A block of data
========================================================================
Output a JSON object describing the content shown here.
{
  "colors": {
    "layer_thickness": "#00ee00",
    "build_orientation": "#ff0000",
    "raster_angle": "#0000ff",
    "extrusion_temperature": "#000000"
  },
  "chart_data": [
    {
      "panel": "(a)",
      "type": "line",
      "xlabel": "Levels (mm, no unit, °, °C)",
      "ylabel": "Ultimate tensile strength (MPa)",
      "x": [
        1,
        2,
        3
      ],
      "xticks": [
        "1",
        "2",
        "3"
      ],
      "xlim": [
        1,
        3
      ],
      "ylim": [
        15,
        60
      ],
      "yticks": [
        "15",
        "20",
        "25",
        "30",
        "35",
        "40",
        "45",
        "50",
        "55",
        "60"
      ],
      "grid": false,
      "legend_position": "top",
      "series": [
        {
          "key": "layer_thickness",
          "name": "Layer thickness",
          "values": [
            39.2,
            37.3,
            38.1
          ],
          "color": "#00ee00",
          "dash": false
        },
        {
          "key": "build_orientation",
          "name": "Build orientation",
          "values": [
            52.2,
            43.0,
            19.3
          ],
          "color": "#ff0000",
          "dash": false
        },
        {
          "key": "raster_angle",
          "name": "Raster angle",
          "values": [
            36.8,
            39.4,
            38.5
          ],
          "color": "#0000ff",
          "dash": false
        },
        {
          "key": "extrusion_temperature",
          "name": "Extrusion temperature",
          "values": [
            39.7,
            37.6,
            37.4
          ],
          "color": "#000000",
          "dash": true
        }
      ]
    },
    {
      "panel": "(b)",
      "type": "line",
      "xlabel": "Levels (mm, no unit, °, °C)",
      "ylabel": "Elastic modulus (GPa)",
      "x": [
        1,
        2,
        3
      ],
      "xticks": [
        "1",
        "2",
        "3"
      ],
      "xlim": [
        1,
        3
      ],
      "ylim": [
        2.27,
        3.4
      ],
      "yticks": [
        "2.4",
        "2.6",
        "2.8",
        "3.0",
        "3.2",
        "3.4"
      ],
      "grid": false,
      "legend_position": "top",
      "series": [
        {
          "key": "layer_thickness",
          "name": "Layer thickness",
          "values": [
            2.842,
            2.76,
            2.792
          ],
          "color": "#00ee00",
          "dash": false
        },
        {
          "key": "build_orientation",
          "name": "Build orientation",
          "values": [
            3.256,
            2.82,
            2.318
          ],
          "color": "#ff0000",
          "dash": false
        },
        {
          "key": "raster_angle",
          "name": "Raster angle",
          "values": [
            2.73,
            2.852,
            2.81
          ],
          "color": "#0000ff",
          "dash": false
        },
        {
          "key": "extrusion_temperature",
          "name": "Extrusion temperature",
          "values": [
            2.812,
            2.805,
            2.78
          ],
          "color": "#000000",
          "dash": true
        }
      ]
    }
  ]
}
========================================================================
■ **Requirements**
Output every entry shown above, exactly.

■ **Task solution**
Output a JSON object describing the content shown here.
{
  "colors": {
    "layer_thickness": "#00ee00",
    "build_orientation": "#ff0000",
    "raster_angle": "#0000ff",
    "extrusion_temperature": "#000000"
  },
  "chart_data": [
    {
      "panel": "(a)",
      "type": "line",
      "xlabel": "Levels (mm, no unit, °, °C)",
      "ylabel": "Ultimate tensile strength (MPa)",
      "x": [
        1,
        2,
        3
      ],
      "xticks": [
        "1",
        "2",
        "3"
      ],
      "xlim": [
        1,
        3
      ],
      "ylim": [
        15,
        60
      ],
      "yticks": [
        "15",
        "20",
        "25",
        "30",
        "35",
        "40",
        "45",
        "50",
        "55",
        "60"
      ],
      "grid": false,
      "legend_position": "top",
      "series": [
        {
          "key": "layer_thickness",
          "name": "Layer thickness",
          "values": [
            39.2,
            37.3,
            38.1
          ],
          "color": "#00ee00",
          "dash": false
        },
        {
          "key": "build_orientation",
          "name": "Build orientation",
          "values": [
            52.2,
            43.0,
            19.3
          ],
          "color": "#ff0000",
          "dash": false
        },
        {
          "key": "raster_angle",
          "name": "Raster angle",
          "values": [
            36.8,
            39.4,
            38.5
          ],
          "color": "#0000ff",
          "dash": false
        },
        {
          "key": "extrusion_temperature",
          "name": "Extrusion temperature",
          "values": [
            39.7,
            37.6,
            37.4
          ],
          "color": "#000000",
          "dash": true
        }
      ]
    },
    {
      "panel": "(b)",
      "type": "line",
      "xlabel": "Levels (mm, no unit, °, °C)",
      "ylabel": "Elastic modulus (GPa)",
      "x": [
        1,
        2,
        3
      ],
      "xticks": [
        "1",
        "2",
        "3"
      ],
      "xlim": [
        1,
        3
      ],
      "ylim": [
        2.27,
        3.4
      ],
      "yticks": [
        "2.4",
        "2.6",
        "2.8",
        "3.0",
        "3.2",
        "3.4"
      ],
      "grid": false,
      "legend_position": "top",
      "series": [
        {
          "key": "layer_thickness",
          "name": "Layer thickness",
          "values": [
            2.842,
            2.76,
            2.792
          ],
          "color": "#00ee00",
          "dash": false
        },
        {
          "key": "build_orientation",
          "name": "Build orientation",
          "values": [
            3.256,
            2.82,
            2.318
          ],
          "color": "#ff0000",
          "dash": false
        },
        {
          "key": "raster_angle",
          "name": "Raster angle",
          "values": [
            2.73,
            2.852,
            2.81
          ],
          "color": "#0000ff",
          "dash": false
        },
        {
          "key": "extrusion_temperature",
          "name": "Extrusion temperature",
          "values": [
            2.812,
            2.805,
            2.78
          ],
          "color": "#000000",
          "dash": true
        }
      ]
    }
  ]
}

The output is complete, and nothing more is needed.